Exercise requirements: Transcribe the lines below verbatim, skipping the images.
··· Task data ···
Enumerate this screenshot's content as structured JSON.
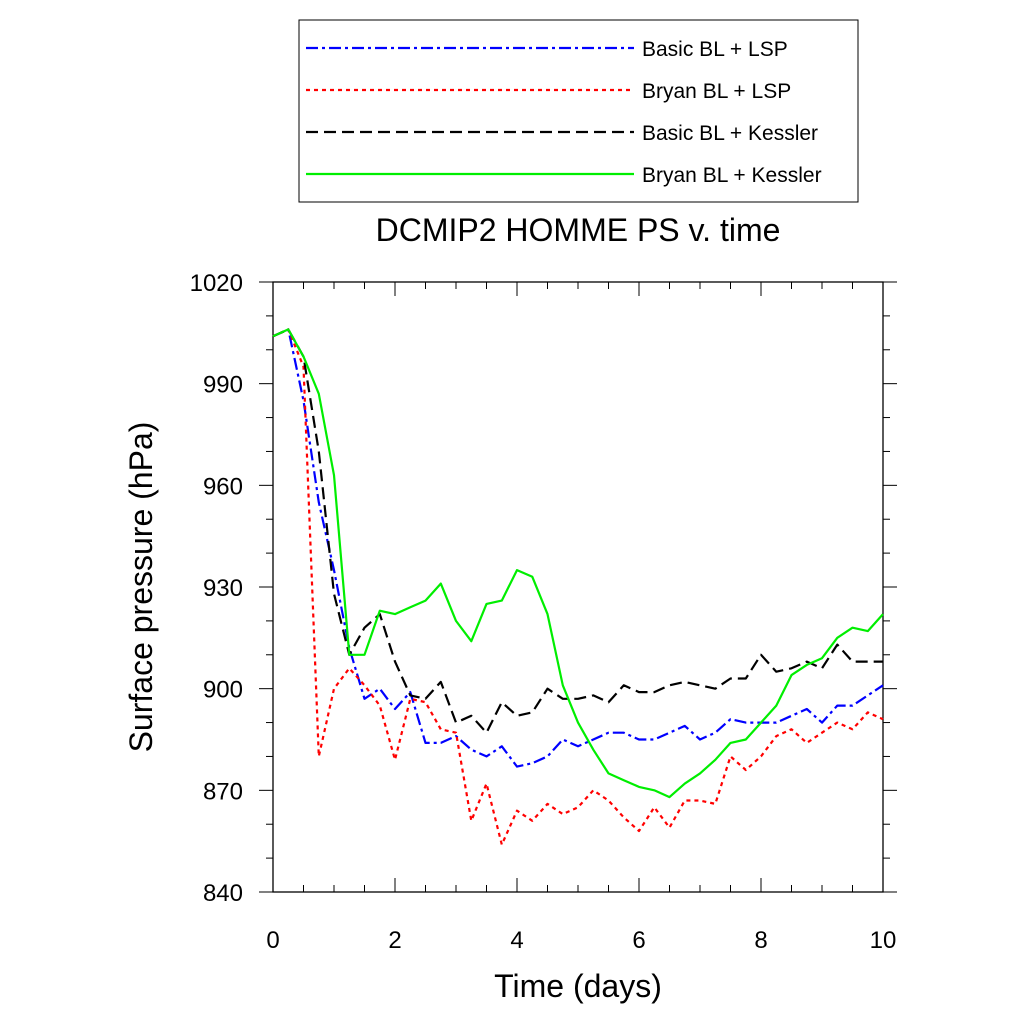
{
  "chart_data": {
    "type": "line",
    "title": "DCMIP2 HOMME PS v. time",
    "xlabel": "Time (days)",
    "ylabel": "Surface pressure (hPa)",
    "xlim": [
      0,
      10
    ],
    "ylim": [
      840,
      1020
    ],
    "xticks": [
      0,
      2,
      4,
      6,
      8,
      10
    ],
    "yticks": [
      840,
      870,
      900,
      930,
      960,
      990,
      1020
    ],
    "grid": false,
    "legend_position": "top-center",
    "x": [
      0,
      0.25,
      0.5,
      0.75,
      1.0,
      1.25,
      1.5,
      1.75,
      2.0,
      2.25,
      2.5,
      2.75,
      3.0,
      3.25,
      3.5,
      3.75,
      4.0,
      4.25,
      4.5,
      4.75,
      5.0,
      5.25,
      5.5,
      5.75,
      6.0,
      6.25,
      6.5,
      6.75,
      7.0,
      7.25,
      7.5,
      7.75,
      8.0,
      8.25,
      8.5,
      8.75,
      9.0,
      9.25,
      9.5,
      9.75,
      10.0
    ],
    "series": [
      {
        "name": "Basic BL + LSP",
        "color": "#0000ff",
        "dash": "dashdot",
        "values": [
          1004,
          1006,
          985,
          955,
          935,
          912,
          897,
          900,
          894,
          899,
          884,
          884,
          886,
          882,
          880,
          883,
          877,
          878,
          880,
          885,
          883,
          885,
          887,
          887,
          885,
          885,
          887,
          889,
          885,
          887,
          891,
          890,
          890,
          890,
          892,
          894,
          890,
          895,
          895,
          898,
          901
        ]
      },
      {
        "name": "Bryan BL + LSP",
        "color": "#ff0000",
        "dash": "dotted",
        "values": [
          1004,
          1006,
          995,
          880,
          900,
          906,
          901,
          895,
          879,
          897,
          896,
          888,
          887,
          861,
          872,
          854,
          864,
          861,
          866,
          863,
          865,
          870,
          867,
          862,
          858,
          865,
          859,
          867,
          867,
          866,
          880,
          876,
          880,
          886,
          888,
          884,
          887,
          890,
          888,
          893,
          891
        ]
      },
      {
        "name": "Basic BL + Kessler",
        "color": "#000000",
        "dash": "dashed",
        "values": [
          1004,
          1006,
          998,
          970,
          928,
          910,
          918,
          922,
          908,
          898,
          897,
          902,
          890,
          892,
          887,
          896,
          892,
          893,
          900,
          897,
          897,
          898,
          896,
          901,
          899,
          899,
          901,
          902,
          901,
          900,
          903,
          903,
          910,
          905,
          906,
          908,
          906,
          913,
          908,
          908,
          908
        ]
      },
      {
        "name": "Bryan BL + Kessler",
        "color": "#00ee00",
        "dash": "solid",
        "values": [
          1004,
          1006,
          998,
          987,
          963,
          910,
          910,
          923,
          922,
          924,
          926,
          931,
          920,
          914,
          925,
          926,
          935,
          933,
          922,
          901,
          890,
          882,
          875,
          873,
          871,
          870,
          868,
          872,
          875,
          879,
          884,
          885,
          890,
          895,
          904,
          907,
          909,
          915,
          918,
          917,
          922
        ]
      }
    ]
  }
}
···
Solution for this task:
Enumerate this screenshot's content as structured JSON.
{
  "chart_data": {
    "type": "line",
    "title": "DCMIP2 HOMME PS v. time",
    "xlabel": "Time (days)",
    "ylabel": "Surface pressure (hPa)",
    "xlim": [
      0,
      10
    ],
    "ylim": [
      840,
      1020
    ],
    "xticks": [
      0,
      2,
      4,
      6,
      8,
      10
    ],
    "yticks": [
      840,
      870,
      900,
      930,
      960,
      990,
      1020
    ],
    "grid": false,
    "legend_position": "top-center",
    "x": [
      0,
      0.25,
      0.5,
      0.75,
      1.0,
      1.25,
      1.5,
      1.75,
      2.0,
      2.25,
      2.5,
      2.75,
      3.0,
      3.25,
      3.5,
      3.75,
      4.0,
      4.25,
      4.5,
      4.75,
      5.0,
      5.25,
      5.5,
      5.75,
      6.0,
      6.25,
      6.5,
      6.75,
      7.0,
      7.25,
      7.5,
      7.75,
      8.0,
      8.25,
      8.5,
      8.75,
      9.0,
      9.25,
      9.5,
      9.75,
      10.0
    ],
    "series": [
      {
        "name": "Basic BL + LSP",
        "color": "#0000ff",
        "dash": "dashdot",
        "values": [
          1004,
          1006,
          985,
          955,
          935,
          912,
          897,
          900,
          894,
          899,
          884,
          884,
          886,
          882,
          880,
          883,
          877,
          878,
          880,
          885,
          883,
          885,
          887,
          887,
          885,
          885,
          887,
          889,
          885,
          887,
          891,
          890,
          890,
          890,
          892,
          894,
          890,
          895,
          895,
          898,
          901
        ]
      },
      {
        "name": "Bryan BL + LSP",
        "color": "#ff0000",
        "dash": "dotted",
        "values": [
          1004,
          1006,
          995,
          880,
          900,
          906,
          901,
          895,
          879,
          897,
          896,
          888,
          887,
          861,
          872,
          854,
          864,
          861,
          866,
          863,
          865,
          870,
          867,
          862,
          858,
          865,
          859,
          867,
          867,
          866,
          880,
          876,
          880,
          886,
          888,
          884,
          887,
          890,
          888,
          893,
          891
        ]
      },
      {
        "name": "Basic BL + Kessler",
        "color": "#000000",
        "dash": "dashed",
        "values": [
          1004,
          1006,
          998,
          970,
          928,
          910,
          918,
          922,
          908,
          898,
          897,
          902,
          890,
          892,
          887,
          896,
          892,
          893,
          900,
          897,
          897,
          898,
          896,
          901,
          899,
          899,
          901,
          902,
          901,
          900,
          903,
          903,
          910,
          905,
          906,
          908,
          906,
          913,
          908,
          908,
          908
        ]
      },
      {
        "name": "Bryan BL + Kessler",
        "color": "#00ee00",
        "dash": "solid",
        "values": [
          1004,
          1006,
          998,
          987,
          963,
          910,
          910,
          923,
          922,
          924,
          926,
          931,
          920,
          914,
          925,
          926,
          935,
          933,
          922,
          901,
          890,
          882,
          875,
          873,
          871,
          870,
          868,
          872,
          875,
          879,
          884,
          885,
          890,
          895,
          904,
          907,
          909,
          915,
          918,
          917,
          922
        ]
      }
    ]
  }
}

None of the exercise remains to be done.